## GIVEN INSTRUCTION
Quote the whole listing verbatim.

## Entries from a dataset
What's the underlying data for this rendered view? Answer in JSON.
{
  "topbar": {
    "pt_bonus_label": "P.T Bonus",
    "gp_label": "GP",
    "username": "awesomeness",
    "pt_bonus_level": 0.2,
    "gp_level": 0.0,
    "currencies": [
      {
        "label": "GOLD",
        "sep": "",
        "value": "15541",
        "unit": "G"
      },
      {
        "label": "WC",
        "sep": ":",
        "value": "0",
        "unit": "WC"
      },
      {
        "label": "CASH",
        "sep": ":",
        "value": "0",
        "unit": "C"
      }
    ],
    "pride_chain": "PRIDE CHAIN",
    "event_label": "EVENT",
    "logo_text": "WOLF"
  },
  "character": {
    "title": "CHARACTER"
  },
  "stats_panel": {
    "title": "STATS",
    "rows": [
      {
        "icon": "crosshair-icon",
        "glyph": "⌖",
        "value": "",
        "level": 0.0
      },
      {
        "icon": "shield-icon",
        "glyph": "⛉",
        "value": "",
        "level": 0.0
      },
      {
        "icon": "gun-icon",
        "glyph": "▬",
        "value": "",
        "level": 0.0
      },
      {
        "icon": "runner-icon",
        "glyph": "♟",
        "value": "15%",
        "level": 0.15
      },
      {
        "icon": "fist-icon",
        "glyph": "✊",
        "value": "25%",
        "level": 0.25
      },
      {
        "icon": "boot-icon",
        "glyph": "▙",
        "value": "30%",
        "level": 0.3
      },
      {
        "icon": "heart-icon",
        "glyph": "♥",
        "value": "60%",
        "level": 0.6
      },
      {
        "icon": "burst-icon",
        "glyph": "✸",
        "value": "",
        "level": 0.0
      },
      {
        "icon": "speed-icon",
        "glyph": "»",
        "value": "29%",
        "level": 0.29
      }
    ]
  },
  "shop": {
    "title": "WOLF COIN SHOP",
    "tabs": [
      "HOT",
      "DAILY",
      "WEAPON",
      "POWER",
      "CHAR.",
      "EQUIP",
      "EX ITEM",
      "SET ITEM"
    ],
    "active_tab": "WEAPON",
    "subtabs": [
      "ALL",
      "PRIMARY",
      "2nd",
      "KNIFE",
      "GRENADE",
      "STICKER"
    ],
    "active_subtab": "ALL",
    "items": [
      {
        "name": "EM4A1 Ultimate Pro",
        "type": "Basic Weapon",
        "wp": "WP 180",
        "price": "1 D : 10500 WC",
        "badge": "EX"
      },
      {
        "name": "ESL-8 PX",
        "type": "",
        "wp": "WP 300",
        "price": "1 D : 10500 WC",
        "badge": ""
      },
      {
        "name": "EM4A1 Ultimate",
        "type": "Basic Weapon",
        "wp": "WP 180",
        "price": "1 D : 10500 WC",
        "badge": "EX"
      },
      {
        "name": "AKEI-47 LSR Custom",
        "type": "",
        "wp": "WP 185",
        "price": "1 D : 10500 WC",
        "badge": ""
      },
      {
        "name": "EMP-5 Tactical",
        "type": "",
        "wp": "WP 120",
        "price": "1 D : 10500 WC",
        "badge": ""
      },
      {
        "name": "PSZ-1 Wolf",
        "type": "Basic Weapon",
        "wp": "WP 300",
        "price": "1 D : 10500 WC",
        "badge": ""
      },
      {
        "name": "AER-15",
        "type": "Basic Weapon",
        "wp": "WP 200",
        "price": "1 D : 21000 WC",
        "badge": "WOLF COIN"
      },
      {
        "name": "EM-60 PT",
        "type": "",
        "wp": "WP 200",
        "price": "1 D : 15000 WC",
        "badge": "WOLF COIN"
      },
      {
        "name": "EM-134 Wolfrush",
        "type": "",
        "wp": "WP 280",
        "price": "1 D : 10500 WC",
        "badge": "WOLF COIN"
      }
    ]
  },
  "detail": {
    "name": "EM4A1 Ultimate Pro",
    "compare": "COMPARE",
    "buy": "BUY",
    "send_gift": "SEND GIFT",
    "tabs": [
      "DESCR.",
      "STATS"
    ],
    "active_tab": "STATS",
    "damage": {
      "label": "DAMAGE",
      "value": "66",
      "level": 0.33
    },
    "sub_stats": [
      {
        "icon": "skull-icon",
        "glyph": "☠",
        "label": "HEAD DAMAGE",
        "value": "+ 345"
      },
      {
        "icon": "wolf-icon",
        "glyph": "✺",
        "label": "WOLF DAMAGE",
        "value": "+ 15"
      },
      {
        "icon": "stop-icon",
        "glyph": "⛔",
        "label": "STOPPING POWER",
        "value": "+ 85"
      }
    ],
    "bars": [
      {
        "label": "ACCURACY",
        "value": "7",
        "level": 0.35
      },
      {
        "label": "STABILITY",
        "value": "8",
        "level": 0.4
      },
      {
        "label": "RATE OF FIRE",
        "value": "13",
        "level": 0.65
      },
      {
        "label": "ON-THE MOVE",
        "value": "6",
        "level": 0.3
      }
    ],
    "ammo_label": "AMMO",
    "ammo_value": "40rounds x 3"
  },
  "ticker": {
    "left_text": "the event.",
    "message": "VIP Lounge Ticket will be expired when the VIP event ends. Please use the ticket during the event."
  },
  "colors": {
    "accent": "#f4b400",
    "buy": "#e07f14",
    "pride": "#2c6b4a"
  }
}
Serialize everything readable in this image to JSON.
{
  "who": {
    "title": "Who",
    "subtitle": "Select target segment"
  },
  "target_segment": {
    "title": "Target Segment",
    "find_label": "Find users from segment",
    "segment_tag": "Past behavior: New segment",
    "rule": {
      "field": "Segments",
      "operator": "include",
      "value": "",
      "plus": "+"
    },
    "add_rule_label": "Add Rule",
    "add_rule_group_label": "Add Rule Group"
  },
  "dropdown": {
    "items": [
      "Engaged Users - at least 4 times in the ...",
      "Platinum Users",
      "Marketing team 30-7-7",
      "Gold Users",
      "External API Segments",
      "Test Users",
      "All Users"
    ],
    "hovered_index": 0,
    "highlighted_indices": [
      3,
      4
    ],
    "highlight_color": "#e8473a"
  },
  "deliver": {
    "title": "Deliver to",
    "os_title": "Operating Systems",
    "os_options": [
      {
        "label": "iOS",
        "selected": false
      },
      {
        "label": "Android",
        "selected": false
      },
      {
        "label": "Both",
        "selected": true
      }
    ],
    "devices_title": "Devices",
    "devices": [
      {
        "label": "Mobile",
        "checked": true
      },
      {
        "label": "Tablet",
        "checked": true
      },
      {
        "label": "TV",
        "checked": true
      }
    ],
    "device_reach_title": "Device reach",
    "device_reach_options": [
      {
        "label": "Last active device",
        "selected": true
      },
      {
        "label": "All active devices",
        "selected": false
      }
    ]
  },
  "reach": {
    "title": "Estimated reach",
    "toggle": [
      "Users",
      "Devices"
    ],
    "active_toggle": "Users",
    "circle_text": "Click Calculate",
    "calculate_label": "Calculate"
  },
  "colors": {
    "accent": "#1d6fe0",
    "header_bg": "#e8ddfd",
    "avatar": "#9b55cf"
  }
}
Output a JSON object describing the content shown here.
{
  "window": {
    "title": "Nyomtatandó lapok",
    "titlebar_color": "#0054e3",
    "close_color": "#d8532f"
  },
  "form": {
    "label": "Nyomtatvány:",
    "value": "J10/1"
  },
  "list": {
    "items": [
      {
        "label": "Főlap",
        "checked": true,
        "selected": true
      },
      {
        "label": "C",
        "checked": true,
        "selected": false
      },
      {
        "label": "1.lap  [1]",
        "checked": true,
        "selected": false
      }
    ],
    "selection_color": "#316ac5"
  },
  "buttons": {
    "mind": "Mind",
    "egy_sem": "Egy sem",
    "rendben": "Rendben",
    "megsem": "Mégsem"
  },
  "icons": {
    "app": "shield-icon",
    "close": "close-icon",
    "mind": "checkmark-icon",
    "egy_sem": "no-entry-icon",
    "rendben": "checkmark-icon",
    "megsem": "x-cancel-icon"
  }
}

## RESPONSE TO THE EXERCISE
What's the underlying data for this rendered view? Answer in JSON.
{
  "topbar": {
    "pt_bonus_label": "P.T Bonus",
    "gp_label": "GP",
    "username": "awesomeness",
    "pt_bonus_level": 0.2,
    "gp_level": 0.0,
    "currencies": [
      {
        "label": "GOLD",
        "sep": "",
        "value": "15541",
        "unit": "G"
      },
      {
        "label": "WC",
        "sep": ":",
        "value": "0",
        "unit": "WC"
      },
      {
        "label": "CASH",
        "sep": ":",
        "value": "0",
        "unit": "C"
      }
    ],
    "pride_chain": "PRIDE CHAIN",
    "event_label": "EVENT",
    "logo_text": "WOLF"
  },
  "character": {
    "title": "CHARACTER"
  },
  "stats_panel": {
    "title": "STATS",
    "rows": [
      {
        "icon": "crosshair-icon",
        "glyph": "⌖",
        "value": "",
        "level": 0.0
      },
      {
        "icon": "shield-icon",
        "glyph": "⛉",
        "value": "",
        "level": 0.0
      },
      {
        "icon": "gun-icon",
        "glyph": "▬",
        "value": "",
        "level": 0.0
      },
      {
        "icon": "runner-icon",
        "glyph": "♟",
        "value": "15%",
        "level": 0.15
      },
      {
        "icon": "fist-icon",
        "glyph": "✊",
        "value": "25%",
        "level": 0.25
      },
      {
        "icon": "boot-icon",
        "glyph": "▙",
        "value": "30%",
        "level": 0.3
      },
      {
        "icon": "heart-icon",
        "glyph": "♥",
        "value": "60%",
        "level": 0.6
      },
      {
        "icon": "burst-icon",
        "glyph": "✸",
        "value": "",
        "level": 0.0
      },
      {
        "icon": "speed-icon",
        "glyph": "»",
        "value": "29%",
        "level": 0.29
      }
    ]
  },
  "shop": {
    "title": "WOLF COIN SHOP",
    "tabs": [
      "HOT",
      "DAILY",
      "WEAPON",
      "POWER",
      "CHAR.",
      "EQUIP",
      "EX ITEM",
      "SET ITEM"
    ],
    "active_tab": "WEAPON",
    "subtabs": [
      "ALL",
      "PRIMARY",
      "2nd",
      "KNIFE",
      "GRENADE",
      "STICKER"
    ],
    "active_subtab": "ALL",
    "items": [
      {
        "name": "EM4A1 Ultimate Pro",
        "type": "Basic Weapon",
        "wp": "WP 180",
        "price": "1 D : 10500 WC",
        "badge": "EX"
      },
      {
        "name": "ESL-8 PX",
        "type": "",
        "wp": "WP 300",
        "price": "1 D : 10500 WC",
        "badge": ""
      },
      {
        "name": "EM4A1 Ultimate",
        "type": "Basic Weapon",
        "wp": "WP 180",
        "price": "1 D : 10500 WC",
        "badge": "EX"
      },
      {
        "name": "AKEI-47 LSR Custom",
        "type": "",
        "wp": "WP 185",
        "price": "1 D : 10500 WC",
        "badge": ""
      },
      {
        "name": "EMP-5 Tactical",
        "type": "",
        "wp": "WP 120",
        "price": "1 D : 10500 WC",
        "badge": ""
      },
      {
        "name": "PSZ-1 Wolf",
        "type": "Basic Weapon",
        "wp": "WP 300",
        "price": "1 D : 10500 WC",
        "badge": ""
      },
      {
        "name": "AER-15",
        "type": "Basic Weapon",
        "wp": "WP 200",
        "price": "1 D : 21000 WC",
        "badge": "WOLF COIN"
      },
      {
        "name": "EM-60 PT",
        "type": "",
        "wp": "WP 200",
        "price": "1 D : 15000 WC",
        "badge": "WOLF COIN"
      },
      {
        "name": "EM-134 Wolfrush",
        "type": "",
        "wp": "WP 280",
        "price": "1 D : 10500 WC",
        "badge": "WOLF COIN"
      }
    ]
  },
  "detail": {
    "name": "EM4A1 Ultimate Pro",
    "compare": "COMPARE",
    "buy": "BUY",
    "send_gift": "SEND GIFT",
    "tabs": [
      "DESCR.",
      "STATS"
    ],
    "active_tab": "STATS",
    "damage": {
      "label": "DAMAGE",
      "value": "66",
      "level": 0.33
    },
    "sub_stats": [
      {
        "icon": "skull-icon",
        "glyph": "☠",
        "label": "HEAD DAMAGE",
        "value": "+ 345"
      },
      {
        "icon": "wolf-icon",
        "glyph": "✺",
        "label": "WOLF DAMAGE",
        "value": "+ 15"
      },
      {
        "icon": "stop-icon",
        "glyph": "⛔",
        "label": "STOPPING POWER",
        "value": "+ 85"
      }
    ],
    "bars": [
      {
        "label": "ACCURACY",
        "value": "7",
        "level": 0.35
      },
      {
        "label": "STABILITY",
        "value": "8",
        "level": 0.4
      },
      {
        "label": "RATE OF FIRE",
        "value": "13",
        "level": 0.65
      },
      {
        "label": "ON-THE MOVE",
        "value": "6",
        "level": 0.3
      }
    ],
    "ammo_label": "AMMO",
    "ammo_value": "40rounds x 3"
  },
  "ticker": {
    "left_text": "the event.",
    "message": "VIP Lounge Ticket will be expired when the VIP event ends. Please use the ticket during the event."
  },
  "colors": {
    "accent": "#f4b400",
    "buy": "#e07f14",
    "pride": "#2c6b4a"
  }
}
Serialize everything readable in this image to JSON.
{
  "who": {
    "title": "Who",
    "subtitle": "Select target segment"
  },
  "target_segment": {
    "title": "Target Segment",
    "find_label": "Find users from segment",
    "segment_tag": "Past behavior: New segment",
    "rule": {
      "field": "Segments",
      "operator": "include",
      "value": "",
      "plus": "+"
    },
    "add_rule_label": "Add Rule",
    "add_rule_group_label": "Add Rule Group"
  },
  "dropdown": {
    "items": [
      "Engaged Users - at least 4 times in the ...",
      "Platinum Users",
      "Marketing team 30-7-7",
      "Gold Users",
      "External API Segments",
      "Test Users",
      "All Users"
    ],
    "hovered_index": 0,
    "highlighted_indices": [
      3,
      4
    ],
    "highlight_color": "#e8473a"
  },
  "deliver": {
    "title": "Deliver to",
    "os_title": "Operating Systems",
    "os_options": [
      {
        "label": "iOS",
        "selected": false
      },
      {
        "label": "Android",
        "selected": false
      },
      {
        "label": "Both",
        "selected": true
      }
    ],
    "devices_title": "Devices",
    "devices": [
      {
        "label": "Mobile",
        "checked": true
      },
      {
        "label": "Tablet",
        "checked": true
      },
      {
        "label": "TV",
        "checked": true
      }
    ],
    "device_reach_title": "Device reach",
    "device_reach_options": [
      {
        "label": "Last active device",
        "selected": true
      },
      {
        "label": "All active devices",
        "selected": false
      }
    ]
  },
  "reach": {
    "title": "Estimated reach",
    "toggle": [
      "Users",
      "Devices"
    ],
    "active_toggle": "Users",
    "circle_text": "Click Calculate",
    "calculate_label": "Calculate"
  },
  "colors": {
    "accent": "#1d6fe0",
    "header_bg": "#e8ddfd",
    "avatar": "#9b55cf"
  }
}
Output a JSON object describing the content shown here.
{
  "window": {
    "title": "Nyomtatandó lapok",
    "titlebar_color": "#0054e3",
    "close_color": "#d8532f"
  },
  "form": {
    "label": "Nyomtatvány:",
    "value": "J10/1"
  },
  "list": {
    "items": [
      {
        "label": "Főlap",
        "checked": true,
        "selected": true
      },
      {
        "label": "C",
        "checked": true,
        "selected": false
      },
      {
        "label": "1.lap  [1]",
        "checked": true,
        "selected": false
      }
    ],
    "selection_color": "#316ac5"
  },
  "buttons": {
    "mind": "Mind",
    "egy_sem": "Egy sem",
    "rendben": "Rendben",
    "megsem": "Mégsem"
  },
  "icons": {
    "app": "shield-icon",
    "close": "close-icon",
    "mind": "checkmark-icon",
    "egy_sem": "no-entry-icon",
    "rendben": "checkmark-icon",
    "megsem": "x-cancel-icon"
  }
}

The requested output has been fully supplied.